■ Exercise brief: In every entry below, rename "interactable" to "clickable" and leave everything else unchanged.

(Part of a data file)
*****
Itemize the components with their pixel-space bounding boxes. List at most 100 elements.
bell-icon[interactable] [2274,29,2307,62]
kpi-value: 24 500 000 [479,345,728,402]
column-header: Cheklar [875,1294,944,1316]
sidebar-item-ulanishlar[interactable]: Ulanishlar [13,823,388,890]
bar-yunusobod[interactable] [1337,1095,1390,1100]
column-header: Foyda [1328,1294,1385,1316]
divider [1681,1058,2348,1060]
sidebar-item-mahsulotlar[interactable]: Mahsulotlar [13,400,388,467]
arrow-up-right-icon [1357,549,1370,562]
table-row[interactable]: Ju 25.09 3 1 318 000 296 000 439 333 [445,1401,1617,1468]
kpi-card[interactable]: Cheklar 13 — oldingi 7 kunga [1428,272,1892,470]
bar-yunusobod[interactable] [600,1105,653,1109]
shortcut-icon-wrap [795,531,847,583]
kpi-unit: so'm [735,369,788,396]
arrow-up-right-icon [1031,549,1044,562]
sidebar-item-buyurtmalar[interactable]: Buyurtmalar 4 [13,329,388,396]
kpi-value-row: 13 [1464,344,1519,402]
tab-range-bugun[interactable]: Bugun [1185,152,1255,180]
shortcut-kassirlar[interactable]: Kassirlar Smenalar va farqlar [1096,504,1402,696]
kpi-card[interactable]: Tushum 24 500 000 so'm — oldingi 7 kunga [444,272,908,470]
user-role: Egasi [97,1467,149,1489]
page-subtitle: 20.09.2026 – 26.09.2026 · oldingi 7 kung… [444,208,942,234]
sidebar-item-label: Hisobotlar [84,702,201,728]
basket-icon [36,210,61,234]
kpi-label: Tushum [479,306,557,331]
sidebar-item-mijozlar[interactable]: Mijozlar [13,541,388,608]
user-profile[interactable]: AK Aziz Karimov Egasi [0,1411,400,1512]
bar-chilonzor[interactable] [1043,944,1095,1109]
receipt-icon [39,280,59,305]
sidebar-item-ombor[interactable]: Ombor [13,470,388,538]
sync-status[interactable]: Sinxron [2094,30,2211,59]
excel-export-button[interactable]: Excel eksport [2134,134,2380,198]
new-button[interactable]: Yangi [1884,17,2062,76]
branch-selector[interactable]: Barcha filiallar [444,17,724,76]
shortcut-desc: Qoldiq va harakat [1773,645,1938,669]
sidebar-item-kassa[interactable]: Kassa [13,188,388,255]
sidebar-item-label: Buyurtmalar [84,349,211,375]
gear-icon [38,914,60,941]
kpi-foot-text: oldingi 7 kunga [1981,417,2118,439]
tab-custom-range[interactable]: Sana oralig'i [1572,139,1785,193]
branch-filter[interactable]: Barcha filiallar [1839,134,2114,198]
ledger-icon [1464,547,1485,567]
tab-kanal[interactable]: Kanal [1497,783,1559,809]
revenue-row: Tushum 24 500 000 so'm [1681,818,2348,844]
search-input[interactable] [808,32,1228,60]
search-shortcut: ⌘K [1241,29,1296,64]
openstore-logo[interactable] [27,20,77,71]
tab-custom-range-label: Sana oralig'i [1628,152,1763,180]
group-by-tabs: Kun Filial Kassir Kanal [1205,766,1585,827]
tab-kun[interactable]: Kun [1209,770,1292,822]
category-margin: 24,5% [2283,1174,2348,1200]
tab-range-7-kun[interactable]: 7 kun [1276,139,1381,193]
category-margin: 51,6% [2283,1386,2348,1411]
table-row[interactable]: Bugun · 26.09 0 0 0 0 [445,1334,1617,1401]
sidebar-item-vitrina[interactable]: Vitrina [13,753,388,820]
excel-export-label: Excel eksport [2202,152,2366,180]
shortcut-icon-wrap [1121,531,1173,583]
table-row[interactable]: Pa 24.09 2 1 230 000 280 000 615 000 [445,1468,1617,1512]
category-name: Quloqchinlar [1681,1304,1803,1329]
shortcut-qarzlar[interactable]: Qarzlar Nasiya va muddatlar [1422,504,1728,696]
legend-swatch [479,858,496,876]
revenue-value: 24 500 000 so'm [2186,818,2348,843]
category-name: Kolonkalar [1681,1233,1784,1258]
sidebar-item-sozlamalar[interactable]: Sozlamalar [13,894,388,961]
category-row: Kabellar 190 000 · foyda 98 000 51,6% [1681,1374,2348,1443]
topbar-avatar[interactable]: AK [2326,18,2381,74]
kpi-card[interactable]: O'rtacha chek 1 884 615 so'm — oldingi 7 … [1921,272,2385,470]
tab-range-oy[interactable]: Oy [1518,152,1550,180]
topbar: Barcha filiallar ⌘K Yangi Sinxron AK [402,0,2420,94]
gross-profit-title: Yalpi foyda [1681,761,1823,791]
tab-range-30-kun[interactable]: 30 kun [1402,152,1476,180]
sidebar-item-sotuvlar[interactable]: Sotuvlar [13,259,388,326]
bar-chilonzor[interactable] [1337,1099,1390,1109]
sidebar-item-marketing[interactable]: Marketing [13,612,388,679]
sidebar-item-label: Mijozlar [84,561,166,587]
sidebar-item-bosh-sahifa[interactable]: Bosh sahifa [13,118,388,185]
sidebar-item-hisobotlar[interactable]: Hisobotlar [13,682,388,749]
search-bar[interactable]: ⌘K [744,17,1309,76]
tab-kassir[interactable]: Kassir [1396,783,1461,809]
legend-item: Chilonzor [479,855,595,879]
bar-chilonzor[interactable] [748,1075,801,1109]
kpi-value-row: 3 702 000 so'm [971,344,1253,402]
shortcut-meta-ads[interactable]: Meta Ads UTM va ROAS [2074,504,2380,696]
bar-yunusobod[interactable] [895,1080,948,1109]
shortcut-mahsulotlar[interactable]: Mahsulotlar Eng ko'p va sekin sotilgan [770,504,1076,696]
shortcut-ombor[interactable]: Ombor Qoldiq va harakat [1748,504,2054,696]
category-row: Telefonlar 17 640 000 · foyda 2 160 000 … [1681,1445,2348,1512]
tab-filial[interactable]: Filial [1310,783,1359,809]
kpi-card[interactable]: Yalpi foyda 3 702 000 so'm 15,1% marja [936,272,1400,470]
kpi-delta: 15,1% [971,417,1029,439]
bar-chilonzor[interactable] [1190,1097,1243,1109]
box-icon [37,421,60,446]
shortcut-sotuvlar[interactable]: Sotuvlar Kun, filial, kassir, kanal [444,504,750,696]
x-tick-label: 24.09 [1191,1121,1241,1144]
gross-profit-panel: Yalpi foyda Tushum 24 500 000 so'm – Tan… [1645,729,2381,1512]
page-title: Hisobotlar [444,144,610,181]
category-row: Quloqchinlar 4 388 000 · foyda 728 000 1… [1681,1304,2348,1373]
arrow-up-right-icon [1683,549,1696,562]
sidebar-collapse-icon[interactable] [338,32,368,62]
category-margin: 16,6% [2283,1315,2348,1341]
*****
■ Written response:
Itemize the components with their pixel-space bounding boxes. List at most 100 elements.
bell-icon[clickable] [2274,29,2307,62]
kpi-value: 24 500 000 [479,345,728,402]
column-header: Cheklar [875,1294,944,1316]
sidebar-item-ulanishlar[clickable]: Ulanishlar [13,823,388,890]
bar-yunusobod[clickable] [1337,1095,1390,1100]
column-header: Foyda [1328,1294,1385,1316]
divider [1681,1058,2348,1060]
sidebar-item-mahsulotlar[clickable]: Mahsulotlar [13,400,388,467]
arrow-up-right-icon [1357,549,1370,562]
table-row[clickable]: Ju 25.09 3 1 318 000 296 000 439 333 [445,1401,1617,1468]
kpi-card[clickable]: Cheklar 13 — oldingi 7 kunga [1428,272,1892,470]
bar-yunusobod[clickable] [600,1105,653,1109]
shortcut-icon-wrap [795,531,847,583]
kpi-unit: so'm [735,369,788,396]
arrow-up-right-icon [1031,549,1044,562]
sidebar-item-buyurtmalar[clickable]: Buyurtmalar 4 [13,329,388,396]
kpi-value-row: 13 [1464,344,1519,402]
tab-range-bugun[clickable]: Bugun [1185,152,1255,180]
shortcut-kassirlar[clickable]: Kassirlar Smenalar va farqlar [1096,504,1402,696]
kpi-card[clickable]: Tushum 24 500 000 so'm — oldingi 7 kunga [444,272,908,470]
user-role: Egasi [97,1467,149,1489]
page-subtitle: 20.09.2026 – 26.09.2026 · oldingi 7 kung… [444,208,942,234]
sidebar-item-label: Hisobotlar [84,702,201,728]
basket-icon [36,210,61,234]
kpi-label: Tushum [479,306,557,331]
sidebar-item-mijozlar[clickable]: Mijozlar [13,541,388,608]
user-profile[clickable]: AK Aziz Karimov Egasi [0,1411,400,1512]
bar-chilonzor[clickable] [1043,944,1095,1109]
receipt-icon [39,280,59,305]
sidebar-item-ombor[clickable]: Ombor [13,470,388,538]
sync-status[clickable]: Sinxron [2094,30,2211,59]
excel-export-button[clickable]: Excel eksport [2134,134,2380,198]
new-button[clickable]: Yangi [1884,17,2062,76]
branch-selector[clickable]: Barcha filiallar [444,17,724,76]
shortcut-desc: Qoldiq va harakat [1773,645,1938,669]
sidebar-item-kassa[clickable]: Kassa [13,188,388,255]
sidebar-item-label: Buyurtmalar [84,349,211,375]
gear-icon [38,914,60,941]
kpi-foot-text: oldingi 7 kunga [1981,417,2118,439]
tab-custom-range[clickable]: Sana oralig'i [1572,139,1785,193]
branch-filter[clickable]: Barcha filiallar [1839,134,2114,198]
ledger-icon [1464,547,1485,567]
tab-kanal[clickable]: Kanal [1497,783,1559,809]
revenue-row: Tushum 24 500 000 so'm [1681,818,2348,844]
search-input[clickable] [808,32,1228,60]
search-shortcut: ⌘K [1241,29,1296,64]
openstore-logo[clickable] [27,20,77,71]
tab-custom-range-label: Sana oralig'i [1628,152,1763,180]
group-by-tabs: Kun Filial Kassir Kanal [1205,766,1585,827]
tab-kun[clickable]: Kun [1209,770,1292,822]
category-margin: 24,5% [2283,1174,2348,1200]
tab-range-7-kun[clickable]: 7 kun [1276,139,1381,193]
category-margin: 51,6% [2283,1386,2348,1411]
table-row[clickable]: Bugun · 26.09 0 0 0 0 [445,1334,1617,1401]
sidebar-item-vitrina[clickable]: Vitrina [13,753,388,820]
excel-export-label: Excel eksport [2202,152,2366,180]
shortcut-icon-wrap [1121,531,1173,583]
table-row[clickable]: Pa 24.09 2 1 230 000 280 000 615 000 [445,1468,1617,1512]
category-name: Quloqchinlar [1681,1304,1803,1329]
shortcut-qarzlar[clickable]: Qarzlar Nasiya va muddatlar [1422,504,1728,696]
legend-swatch [479,858,496,876]
revenue-value: 24 500 000 so'm [2186,818,2348,843]
category-name: Kolonkalar [1681,1233,1784,1258]
sidebar-item-sozlamalar[clickable]: Sozlamalar [13,894,388,961]
category-row: Kabellar 190 000 · foyda 98 000 51,6% [1681,1374,2348,1443]
topbar-avatar[clickable]: AK [2326,18,2381,74]
kpi-card[clickable]: O'rtacha chek 1 884 615 so'm — oldingi 7 … [1921,272,2385,470]
tab-range-oy[clickable]: Oy [1518,152,1550,180]
topbar: Barcha filiallar ⌘K Yangi Sinxron AK [402,0,2420,94]
gross-profit-title: Yalpi foyda [1681,761,1823,791]
tab-range-30-kun[clickable]: 30 kun [1402,152,1476,180]
sidebar-item-sotuvlar[clickable]: Sotuvlar [13,259,388,326]
bar-chilonzor[clickable] [1337,1099,1390,1109]
sidebar-item-marketing[clickable]: Marketing [13,612,388,679]
sidebar-item-label: Mijozlar [84,561,166,587]
sidebar-item-bosh-sahifa[clickable]: Bosh sahifa [13,118,388,185]
sidebar-item-hisobotlar[clickable]: Hisobotlar [13,682,388,749]
search-bar[clickable]: ⌘K [744,17,1309,76]
tab-kassir[clickable]: Kassir [1396,783,1461,809]
legend-item: Chilonzor [479,855,595,879]
bar-chilonzor[clickable] [748,1075,801,1109]
kpi-value-row: 3 702 000 so'm [971,344,1253,402]
shortcut-meta-ads[clickable]: Meta Ads UTM va ROAS [2074,504,2380,696]
bar-yunusobod[clickable] [895,1080,948,1109]
shortcut-mahsulotlar[clickable]: Mahsulotlar Eng ko'p va sekin sotilgan [770,504,1076,696]
shortcut-ombor[clickable]: Ombor Qoldiq va harakat [1748,504,2054,696]
category-row: Telefonlar 17 640 000 · foyda 2 160 000 … [1681,1445,2348,1512]
tab-filial[clickable]: Filial [1310,783,1359,809]
kpi-card[clickable]: Yalpi foyda 3 702 000 so'm 15,1% marja [936,272,1400,470]
kpi-delta: 15,1% [971,417,1029,439]
bar-chilonzor[clickable] [1190,1097,1243,1109]
box-icon [37,421,60,446]
shortcut-sotuvlar[clickable]: Sotuvlar Kun, filial, kassir, kanal [444,504,750,696]
x-tick-label: 24.09 [1191,1121,1241,1144]
gross-profit-panel: Yalpi foyda Tushum 24 500 000 so'm – Tan… [1645,729,2381,1512]
page-title: Hisobotlar [444,144,610,181]
category-row: Quloqchinlar 4 388 000 · foyda 728 000 1… [1681,1304,2348,1373]
arrow-up-right-icon [1683,549,1696,562]
sidebar-collapse-icon[clickable] [338,32,368,62]
category-margin: 16,6% [2283,1315,2348,1341]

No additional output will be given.